- [Chart and figure data]
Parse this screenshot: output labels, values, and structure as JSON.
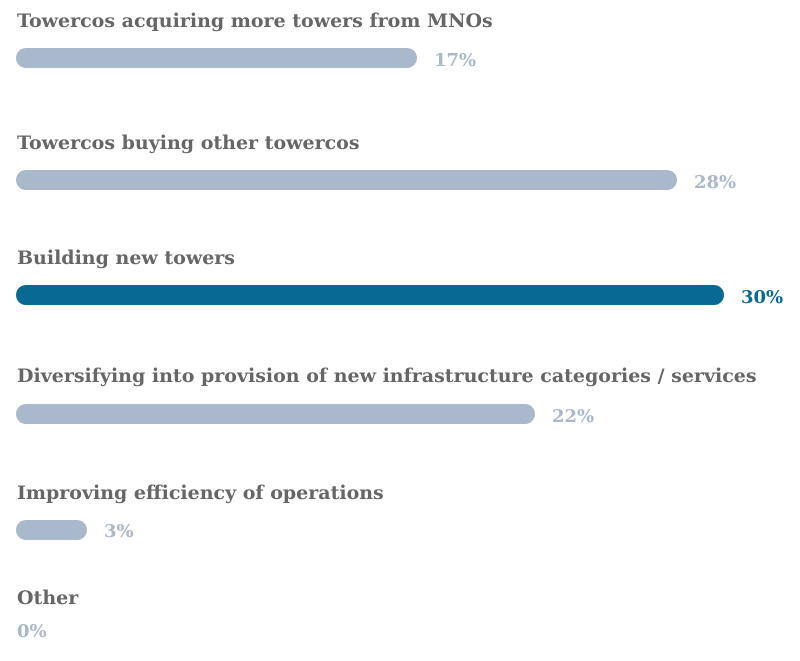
{
  "chart_data": {
    "type": "bar",
    "orientation": "horizontal",
    "title": "",
    "xlabel": "",
    "ylabel": "",
    "xlim": [
      0,
      30
    ],
    "grid": false,
    "categories": [
      "Towercos acquiring more towers from MNOs",
      "Towercos buying other towercos",
      "Building new towers",
      "Diversifying into provision of new infrastructure categories / services",
      "Improving efficiency of operations",
      "Other"
    ],
    "values": [
      17,
      28,
      30,
      22,
      3,
      0
    ],
    "value_labels": [
      "17%",
      "28%",
      "30%",
      "22%",
      "3%",
      "0%"
    ],
    "highlight_index": 2,
    "colors": {
      "bar": "#a9b8cb",
      "highlight": "#086a93",
      "label": "#666666"
    }
  }
}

- [WORK TO BE COMPLETED] Of the lines in this listing, report how many contain the string "towers", and give the number only.

- [EXERCISE OUTPUT] 2